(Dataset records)

** START **

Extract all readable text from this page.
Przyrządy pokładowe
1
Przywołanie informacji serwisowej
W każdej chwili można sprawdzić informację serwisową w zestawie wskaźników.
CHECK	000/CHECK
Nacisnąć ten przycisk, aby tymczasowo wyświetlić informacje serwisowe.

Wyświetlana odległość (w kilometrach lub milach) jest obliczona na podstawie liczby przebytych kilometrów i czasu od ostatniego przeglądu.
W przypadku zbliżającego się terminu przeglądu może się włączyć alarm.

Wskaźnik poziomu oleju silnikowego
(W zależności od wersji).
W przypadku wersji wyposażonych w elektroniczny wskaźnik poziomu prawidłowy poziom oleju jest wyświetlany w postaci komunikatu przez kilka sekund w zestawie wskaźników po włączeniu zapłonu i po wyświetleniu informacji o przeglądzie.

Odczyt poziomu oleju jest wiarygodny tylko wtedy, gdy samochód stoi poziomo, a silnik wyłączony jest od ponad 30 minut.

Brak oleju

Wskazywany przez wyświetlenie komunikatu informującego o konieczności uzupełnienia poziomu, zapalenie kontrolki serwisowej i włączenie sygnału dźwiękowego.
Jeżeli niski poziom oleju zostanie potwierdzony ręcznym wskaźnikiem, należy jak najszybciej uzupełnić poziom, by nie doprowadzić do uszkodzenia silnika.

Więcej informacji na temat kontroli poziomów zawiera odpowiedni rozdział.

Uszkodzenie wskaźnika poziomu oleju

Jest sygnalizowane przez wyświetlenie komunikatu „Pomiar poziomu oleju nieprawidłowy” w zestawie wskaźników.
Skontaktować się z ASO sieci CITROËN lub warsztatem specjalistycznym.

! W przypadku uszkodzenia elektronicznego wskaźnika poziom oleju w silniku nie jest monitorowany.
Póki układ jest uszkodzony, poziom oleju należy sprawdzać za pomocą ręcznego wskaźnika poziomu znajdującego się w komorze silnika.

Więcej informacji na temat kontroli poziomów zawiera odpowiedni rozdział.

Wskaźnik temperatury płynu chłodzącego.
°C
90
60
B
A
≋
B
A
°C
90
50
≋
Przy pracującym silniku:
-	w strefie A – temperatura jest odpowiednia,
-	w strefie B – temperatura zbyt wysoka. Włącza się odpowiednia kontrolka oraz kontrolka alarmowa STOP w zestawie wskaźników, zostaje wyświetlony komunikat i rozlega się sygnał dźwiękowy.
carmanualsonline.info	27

** END **

• WORK TO COMPLETE:
Which lines of the data include "komunikatu"? Copy each of them.

• SOLUTION:
W przypadku wersji wyposażonych w elektroniczny wskaźnik poziomu prawidłowy poziom oleju jest wyświetlany w postaci komunikatu przez kilka sekund w zestawie wskaźników po włączeniu zapłonu i po wyświetleniu informacji o przeglądzie.
Wskazywany przez wyświetlenie komunikatu informującego o konieczności uzupełnienia poziomu, zapalenie kontrolki serwisowej i włączenie sygnału dźwiękowego.
Jest sygnalizowane przez wyświetlenie komunikatu „Pomiar poziomu oleju nieprawidłowy” w zestawie wskaźników.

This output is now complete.